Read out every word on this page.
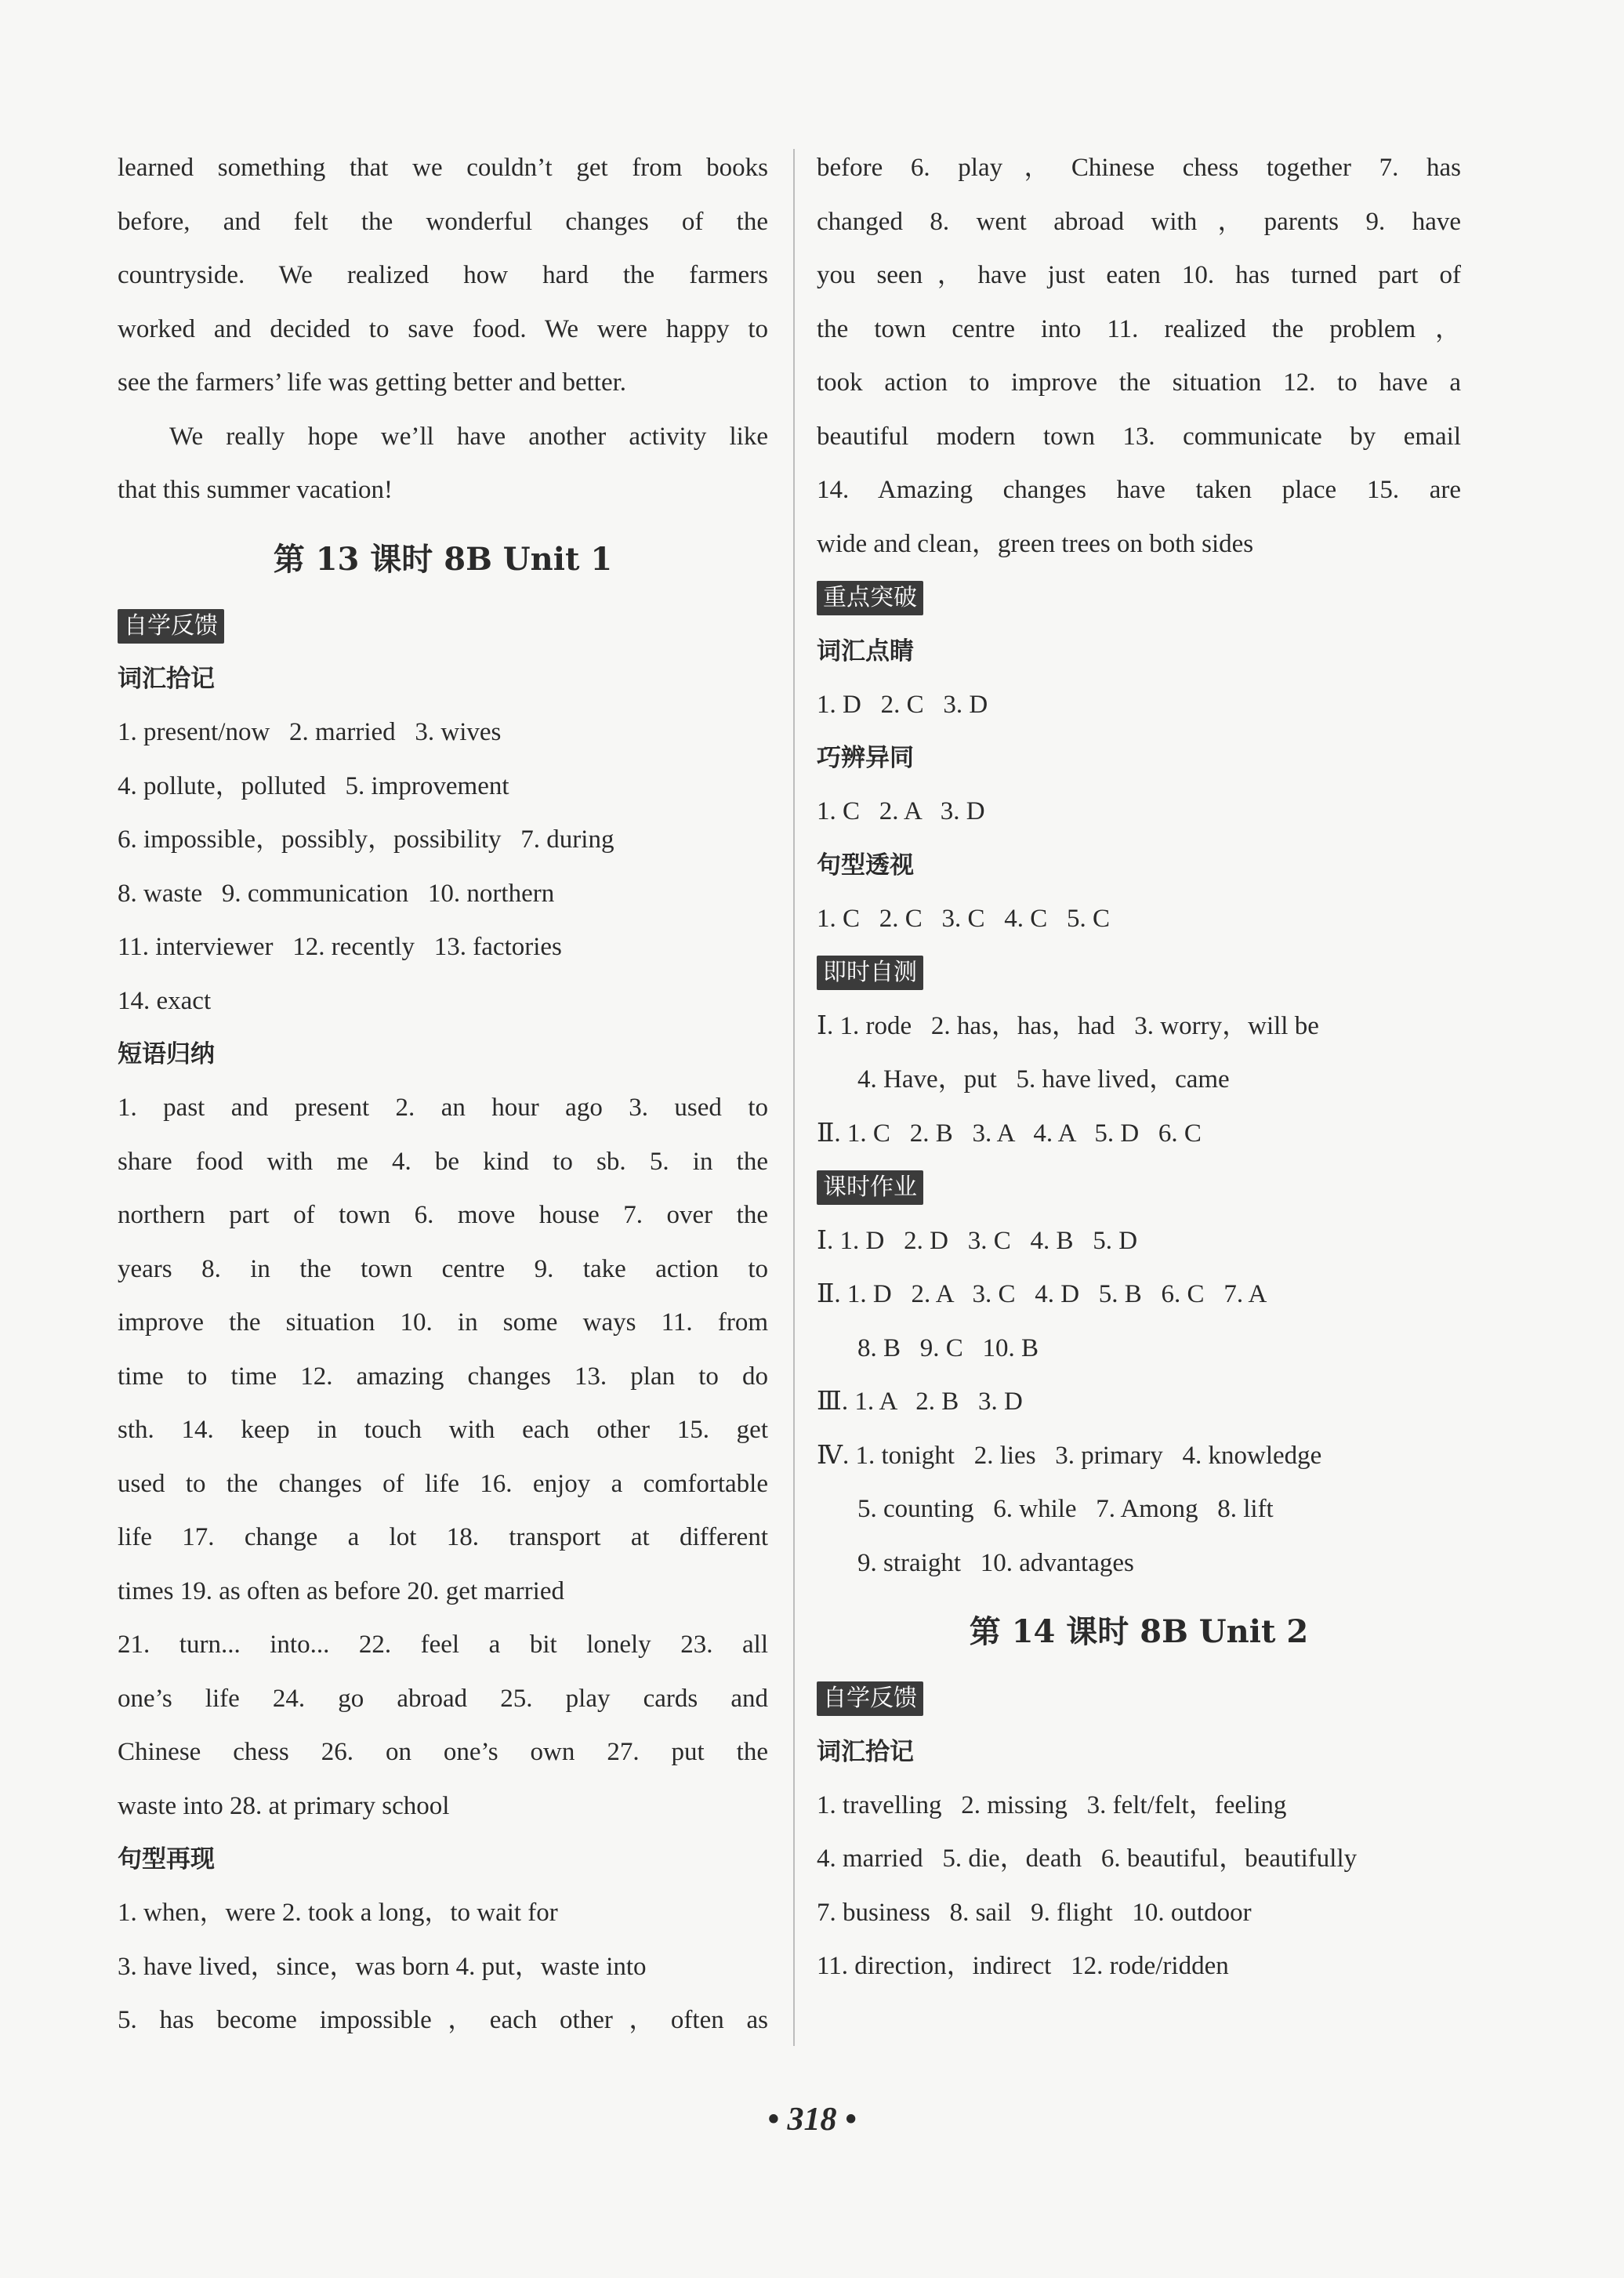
learned something that we couldn’t get from books
before, and felt the wonderful changes of the
countryside. We realized how hard the farmers
worked and decided to save food. We were happy to
see the farmers’ life was getting better and better.
We really hope we’ll have another activity like
that this summer vacation!
第 13 课时 8B Unit 1
自学反馈
词汇拾记
1. present/now   2. married   3. wives
4. pollute，polluted   5. improvement
6. impossible，possibly，possibility   7. during
8. waste   9. communication   10. northern
11. interviewer   12. recently   13. factories
14. exact
短语归纳
1. past and present 2. an hour ago 3. used to
share food with me 4. be kind to sb. 5. in the
northern part of town 6. move house 7. over the
years 8. in the town centre 9. take action to
improve the situation 10. in some ways 11. from
time to time 12. amazing changes 13. plan to do
sth. 14. keep in touch with each other 15. get
used to the changes of life 16. enjoy a comfortable
life 17. change a lot 18. transport at different
times 19. as often as before 20. get married
21. turn... into... 22. feel a bit lonely 23. all
one’s life 24. go abroad 25. play cards and
Chinese chess 26. on one’s own 27. put the
waste into 28. at primary school
句型再现
1. when，were 2. took a long，to wait for
3. have lived，since，was born 4. put，waste into
5. has become impossible，each other，often as
before 6. play，Chinese chess together 7. has
changed 8. went abroad with，parents 9. have
you seen，have just eaten 10. has turned part of
the town centre into 11. realized the problem，
took action to improve the situation 12. to have a
beautiful modern town 13. communicate by email
14. Amazing changes have taken place 15. are
wide and clean，green trees on both sides
重点突破
词汇点睛
1. D   2. C   3. D
巧辨异同
1. C   2. A   3. D
句型透视
1. C   2. C   3. C   4. C   5. C
即时自测
Ⅰ. 1. rode   2. has，has，had   3. worry，will be
4. Have，put   5. have lived，came
Ⅱ. 1. C   2. B   3. A   4. A   5. D   6. C
课时作业
Ⅰ. 1. D   2. D   3. C   4. B   5. D
Ⅱ. 1. D   2. A   3. C   4. D   5. B   6. C   7. A
8. B   9. C   10. B
Ⅲ. 1. A   2. B   3. D
Ⅳ. 1. tonight   2. lies   3. primary   4. knowledge
5. counting   6. while   7. Among   8. lift
9. straight   10. advantages
第 14 课时 8B Unit 2
自学反馈
词汇拾记
1. travelling   2. missing   3. felt/felt，feeling
4. married   5. die，death   6. beautiful，beautifully
7. business   8. sail   9. flight   10. outdoor
11. direction，indirect   12. rode/ridden
• 318 •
::::::
- YOUR OBJECTIVE: In the material above, find each line that contains the word "this", and select it.

- RESPONSE:
Read out every word on this page.
that this summer vacation!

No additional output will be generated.